* _DATASET CONTENT_:
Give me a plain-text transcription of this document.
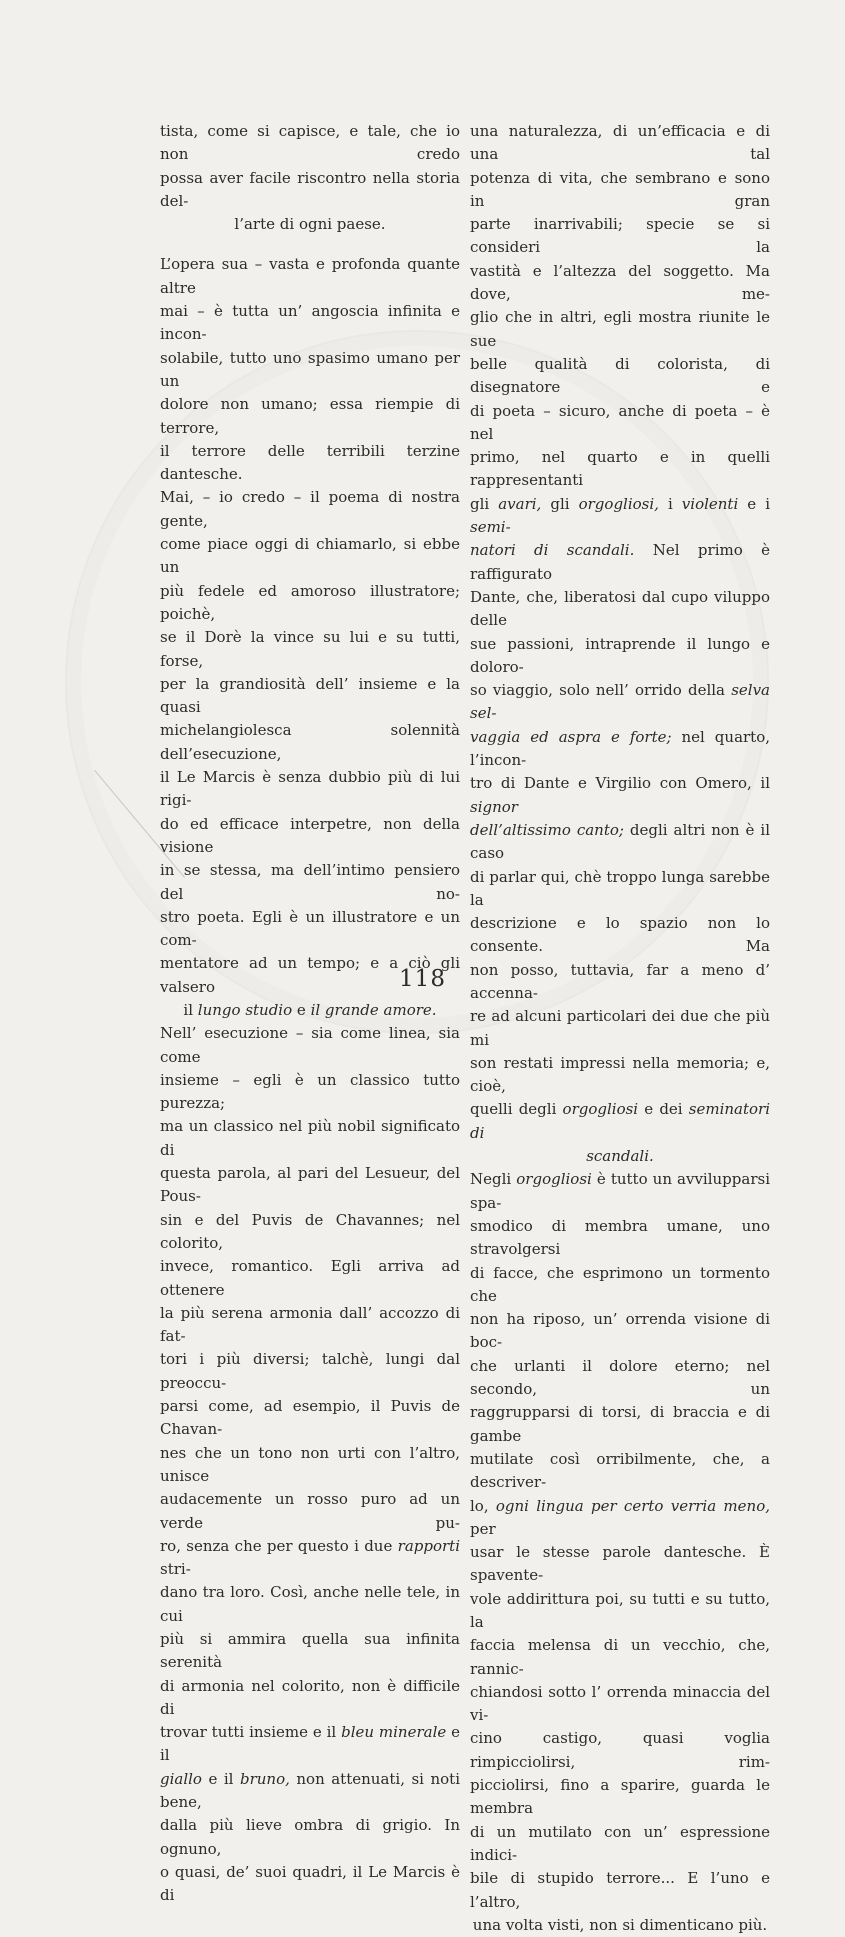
tista, come si capisce, e tale, che io non credo

possa aver facile riscontro nella storia del-

l’arte di ogni paese.

L’opera sua – vasta e profonda quante altre

mai – è tutta un’ angoscia infinita e incon-

solabile, tutto uno spasimo umano per un

dolore non umano; essa riempie di terrore,

il terrore delle terribili terzine dantesche.

Mai, – io credo – il poema di nostra gente,

come piace oggi di chiamarlo, si ebbe un

più fedele ed amoroso illustratore; poichè,

se il Dorè la vince su lui e su tutti, forse,

per la grandiosità dell’ insieme e la quasi

michelangiolesca solennità dell’esecuzione,

il Le Marcis è senza dubbio più di lui rigi-

do ed efficace interpetre, non della visione

in se stessa, ma dell’intimo pensiero del no-

stro poeta. Egli è un illustratore e un com-

mentatore ad un tempo; e a ciò gli valsero

il lungo studio e il grande amore.

Nell’ esecuzione – sia come linea, sia come

insieme – egli è un classico tutto purezza;

ma un classico nel più nobil significato di

questa parola, al pari del Lesueur, del Pous-

sin e del Puvis de Chavannes; nel colorito,

invece, romantico. Egli arriva ad ottenere

la più serena armonia dall’ accozzo di fat-

tori i più diversi; talchè, lungi dal preoccu-

parsi come, ad esempio, il Puvis de Chavan-

nes che un tono non urti con l’altro, unisce

audacemente un rosso puro ad un verde pu-

ro, senza che per questo i due rapporti stri-

dano tra loro. Così, anche nelle tele, in cui

più si ammira quella sua infinita serenità

di armonia nel colorito, non è difficile di

trovar tutti insieme e il bleu minerale e il

giallo e il bruno, non attenuati, si noti bene,

dalla più lieve ombra di grigio. In ognuno,

o quasi, de’ suoi quadri, il Le Marcis è di

una naturalezza, di un’efficacia e di una tal

potenza di vita, che sembrano e sono in gran

parte inarrivabili; specie se si consideri la

vastità e l’altezza del soggetto. Ma dove, me-

glio che in altri, egli mostra riunite le sue

belle qualità di colorista, di disegnatore e

di poeta – sicuro, anche di poeta – è nel

primo, nel quarto e in quelli rappresentanti

gli avari, gli orgogliosi, i violenti e i semi-

natori di scandali. Nel primo è raffigurato

Dante, che, liberatosi dal cupo viluppo delle

sue passioni, intraprende il lungo e doloro-

so viaggio, solo nell’ orrido della selva sel-

vaggia ed aspra e forte; nel quarto, l’incon-

tro di Dante e Virgilio con Omero, il signor

dell’altissimo canto; degli altri non è il caso

di parlar qui, chè troppo lunga sarebbe la

descrizione e lo spazio non lo consente. Ma

non posso, tuttavia, far a meno d’ accenna-

re ad alcuni particolari dei due che più mi

son restati impressi nella memoria; e, cioè,

quelli degli orgogliosi e dei seminatori di

scandali.

Negli orgogliosi è tutto un avvilupparsi spa-

smodico di membra umane, uno stravolgersi

di facce, che esprimono un tormento che

non ha riposo, un’ orrenda visione di boc-

che urlanti il dolore eterno; nel secondo, un

raggrupparsi di torsi, di braccia e di gambe

mutilate così orribilmente, che, a descriver-

lo, ogni lingua per certo verria meno, per

usar le stesse parole dantesche. È spavente-

vole addirittura poi, su tutti e su tutto, la

faccia melensa di un vecchio, che, rannic-

chiandosi sotto l’ orrenda minaccia del vi-

cino castigo, quasi voglia rimpicciolirsi, rim-

picciolirsi, fino a sparire, guarda le membra

di un mutilato con un’ espressione indici-

bile di stupido terrore... E l’uno e l’altro,

una volta visti, non si dimenticano più.

118
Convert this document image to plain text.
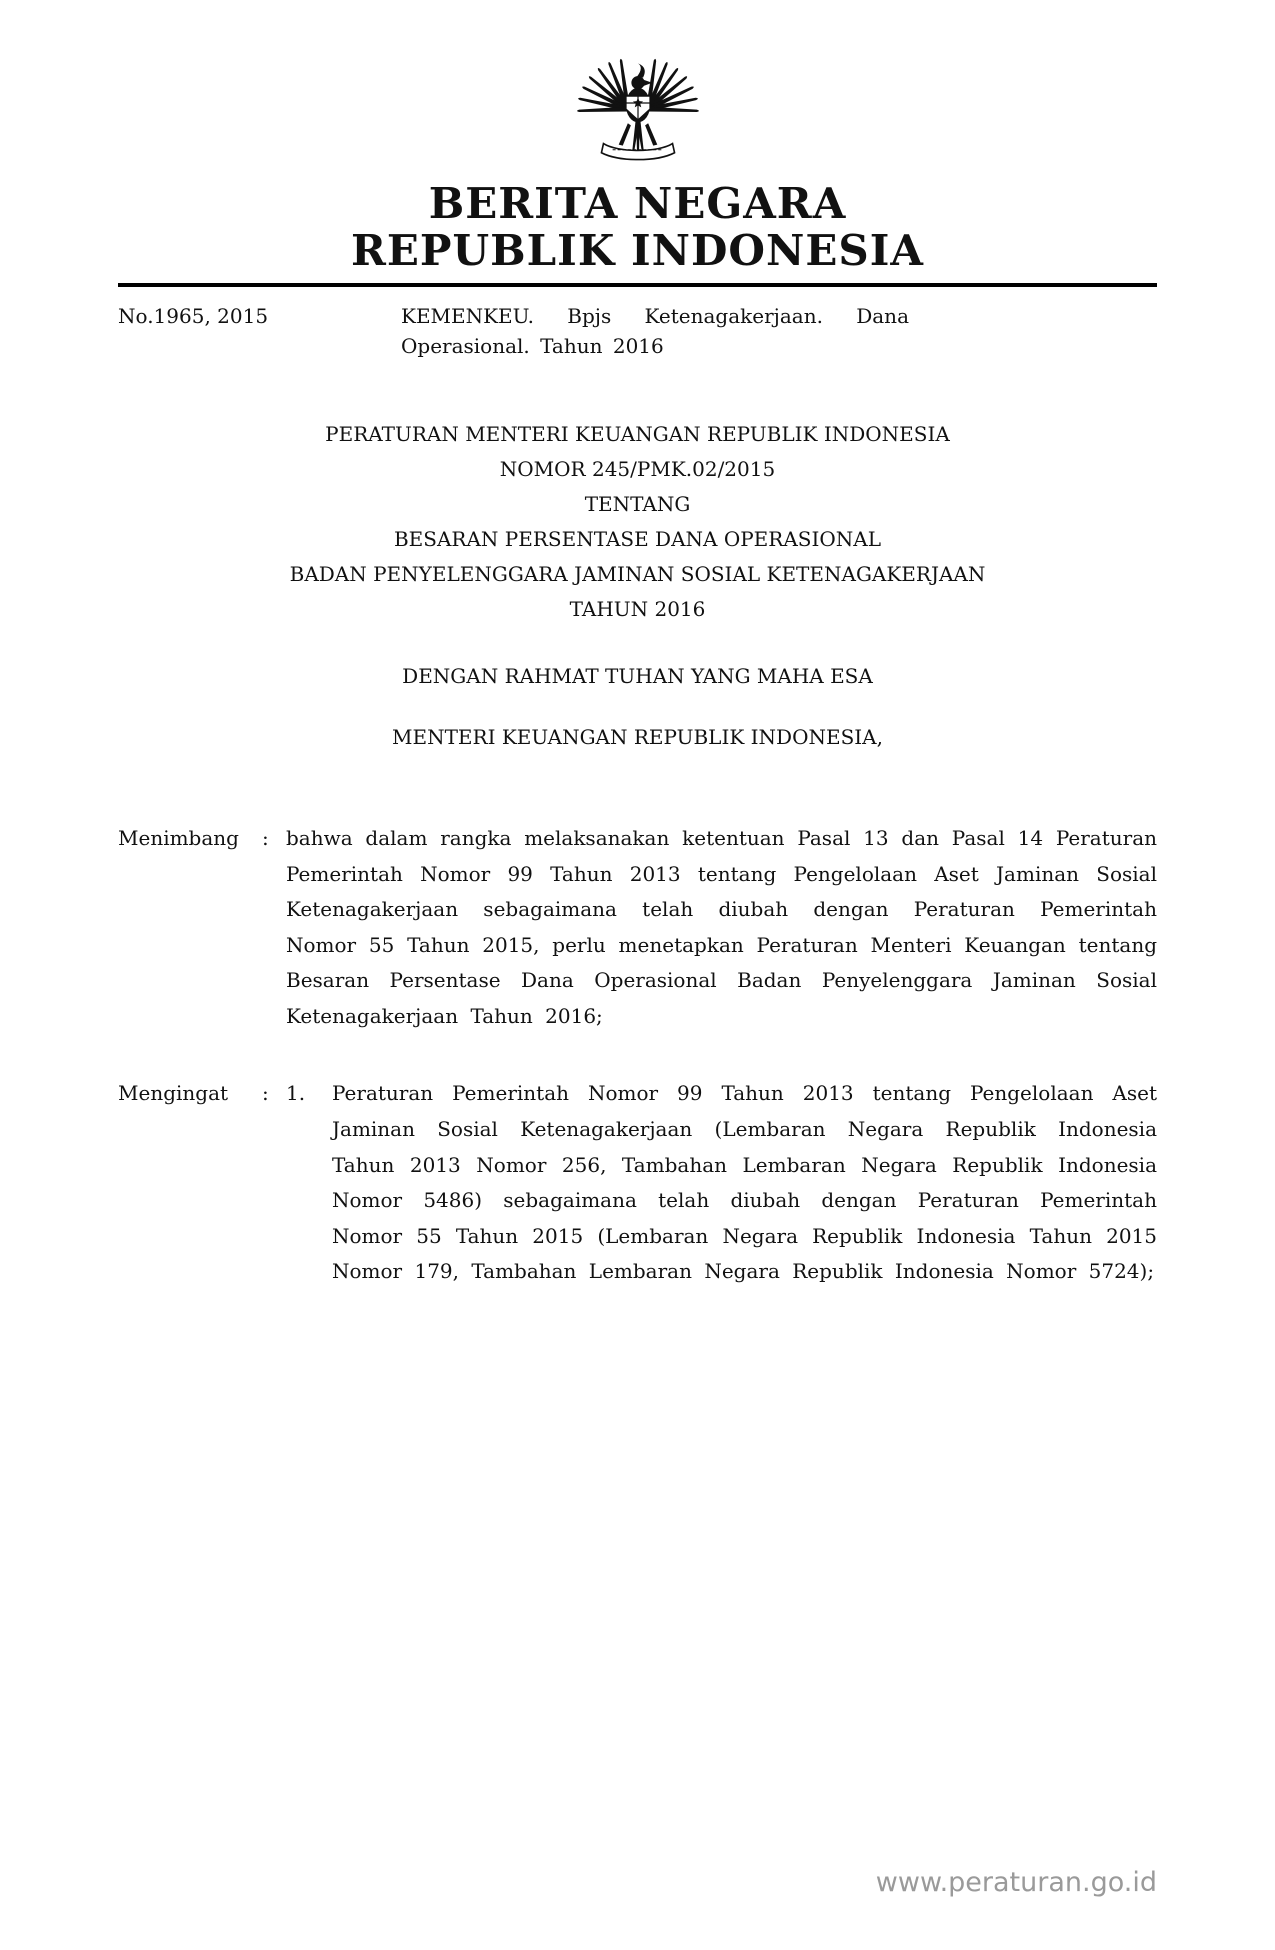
BERITA NEGARA
REPUBLIK INDONESIA
No.1965, 2015	KEMENKEU. Bpjs Ketenagakerjaan. Dana Operasional. Tahun 2016
PERATURAN MENTERI KEUANGAN REPUBLIK INDONESIA
NOMOR 245/PMK.02/2015
TENTANG
BESARAN PERSENTASE DANA OPERASIONAL
BADAN PENYELENGGARA JAMINAN SOSIAL KETENAGAKERJAAN
TAHUN 2016
DENGAN RAHMAT TUHAN YANG MAHA ESA
MENTERI KEUANGAN REPUBLIK INDONESIA,
Menimbang	: bahwa dalam rangka melaksanakan ketentuan Pasal 13 dan Pasal 14 Peraturan Pemerintah Nomor 99 Tahun 2013 tentang Pengelolaan Aset Jaminan Sosial Ketenagakerjaan sebagaimana telah diubah dengan Peraturan Pemerintah Nomor 55 Tahun 2015, perlu menetapkan Peraturan Menteri Keuangan tentang Besaran Persentase Dana Operasional Badan Penyelenggara Jaminan Sosial Ketenagakerjaan Tahun 2016;
Mengingat	: 1.	Peraturan Pemerintah Nomor 99 Tahun 2013 tentang Pengelolaan Aset Jaminan Sosial Ketenagakerjaan (Lembaran Negara Republik Indonesia Tahun 2013 Nomor 256, Tambahan Lembaran Negara Republik Indonesia Nomor 5486) sebagaimana telah diubah dengan Peraturan Pemerintah Nomor 55 Tahun 2015 (Lembaran Negara Republik Indonesia Tahun 2015 Nomor 179, Tambahan Lembaran Negara Republik Indonesia Nomor 5724);
www.peraturan.go.id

* _TO DO_:
Images should not appear in the copy; retype the listing above exactly.

* _TASK OUTPUT_:
Give me a plain-text transcription of this document.
tista, come si capisce, e tale, che io non credo

possa aver facile riscontro nella storia del-

l’arte di ogni paese.

L’opera sua – vasta e profonda quante altre

mai – è tutta un’ angoscia infinita e incon-

solabile, tutto uno spasimo umano per un

dolore non umano; essa riempie di terrore,

il terrore delle terribili terzine dantesche.

Mai, – io credo – il poema di nostra gente,

come piace oggi di chiamarlo, si ebbe un

più fedele ed amoroso illustratore; poichè,

se il Dorè la vince su lui e su tutti, forse,

per la grandiosità dell’ insieme e la quasi

michelangiolesca solennità dell’esecuzione,

il Le Marcis è senza dubbio più di lui rigi-

do ed efficace interpetre, non della visione

in se stessa, ma dell’intimo pensiero del no-

stro poeta. Egli è un illustratore e un com-

mentatore ad un tempo; e a ciò gli valsero

il lungo studio e il grande amore.

Nell’ esecuzione – sia come linea, sia come

insieme – egli è un classico tutto purezza;

ma un classico nel più nobil significato di

questa parola, al pari del Lesueur, del Pous-

sin e del Puvis de Chavannes; nel colorito,

invece, romantico. Egli arriva ad ottenere

la più serena armonia dall’ accozzo di fat-

tori i più diversi; talchè, lungi dal preoccu-

parsi come, ad esempio, il Puvis de Chavan-

nes che un tono non urti con l’altro, unisce

audacemente un rosso puro ad un verde pu-

ro, senza che per questo i due rapporti stri-

dano tra loro. Così, anche nelle tele, in cui

più si ammira quella sua infinita serenità

di armonia nel colorito, non è difficile di

trovar tutti insieme e il bleu minerale e il

giallo e il bruno, non attenuati, si noti bene,

dalla più lieve ombra di grigio. In ognuno,

o quasi, de’ suoi quadri, il Le Marcis è di

una naturalezza, di un’efficacia e di una tal

potenza di vita, che sembrano e sono in gran

parte inarrivabili; specie se si consideri la

vastità e l’altezza del soggetto. Ma dove, me-

glio che in altri, egli mostra riunite le sue

belle qualità di colorista, di disegnatore e

di poeta – sicuro, anche di poeta – è nel

primo, nel quarto e in quelli rappresentanti

gli avari, gli orgogliosi, i violenti e i semi-

natori di scandali. Nel primo è raffigurato

Dante, che, liberatosi dal cupo viluppo delle

sue passioni, intraprende il lungo e doloro-

so viaggio, solo nell’ orrido della selva sel-

vaggia ed aspra e forte; nel quarto, l’incon-

tro di Dante e Virgilio con Omero, il signor

dell’altissimo canto; degli altri non è il caso

di parlar qui, chè troppo lunga sarebbe la

descrizione e lo spazio non lo consente. Ma

non posso, tuttavia, far a meno d’ accenna-

re ad alcuni particolari dei due che più mi

son restati impressi nella memoria; e, cioè,

quelli degli orgogliosi e dei seminatori di

scandali.

Negli orgogliosi è tutto un avvilupparsi spa-

smodico di membra umane, uno stravolgersi

di facce, che esprimono un tormento che

non ha riposo, un’ orrenda visione di boc-

che urlanti il dolore eterno; nel secondo, un

raggrupparsi di torsi, di braccia e di gambe

mutilate così orribilmente, che, a descriver-

lo, ogni lingua per certo verria meno, per

usar le stesse parole dantesche. È spavente-

vole addirittura poi, su tutti e su tutto, la

faccia melensa di un vecchio, che, rannic-

chiandosi sotto l’ orrenda minaccia del vi-

cino castigo, quasi voglia rimpicciolirsi, rim-

picciolirsi, fino a sparire, guarda le membra

di un mutilato con un’ espressione indici-

bile di stupido terrore... E l’uno e l’altro,

una volta visti, non si dimenticano più.

118
Convert this document image to plain text.
BERITA NEGARA
REPUBLIK INDONESIA
No.1965, 2015	KEMENKEU. Bpjs Ketenagakerjaan. Dana Operasional. Tahun 2016
PERATURAN MENTERI KEUANGAN REPUBLIK INDONESIA
NOMOR 245/PMK.02/2015
TENTANG
BESARAN PERSENTASE DANA OPERASIONAL
BADAN PENYELENGGARA JAMINAN SOSIAL KETENAGAKERJAAN
TAHUN 2016
DENGAN RAHMAT TUHAN YANG MAHA ESA
MENTERI KEUANGAN REPUBLIK INDONESIA,
Menimbang	: bahwa dalam rangka melaksanakan ketentuan Pasal 13 dan Pasal 14 Peraturan Pemerintah Nomor 99 Tahun 2013 tentang Pengelolaan Aset Jaminan Sosial Ketenagakerjaan sebagaimana telah diubah dengan Peraturan Pemerintah Nomor 55 Tahun 2015, perlu menetapkan Peraturan Menteri Keuangan tentang Besaran Persentase Dana Operasional Badan Penyelenggara Jaminan Sosial Ketenagakerjaan Tahun 2016;
Mengingat	: 1.	Peraturan Pemerintah Nomor 99 Tahun 2013 tentang Pengelolaan Aset Jaminan Sosial Ketenagakerjaan (Lembaran Negara Republik Indonesia Tahun 2013 Nomor 256, Tambahan Lembaran Negara Republik Indonesia Nomor 5486) sebagaimana telah diubah dengan Peraturan Pemerintah Nomor 55 Tahun 2015 (Lembaran Negara Republik Indonesia Tahun 2015 Nomor 179, Tambahan Lembaran Negara Republik Indonesia Nomor 5724);
www.peraturan.go.id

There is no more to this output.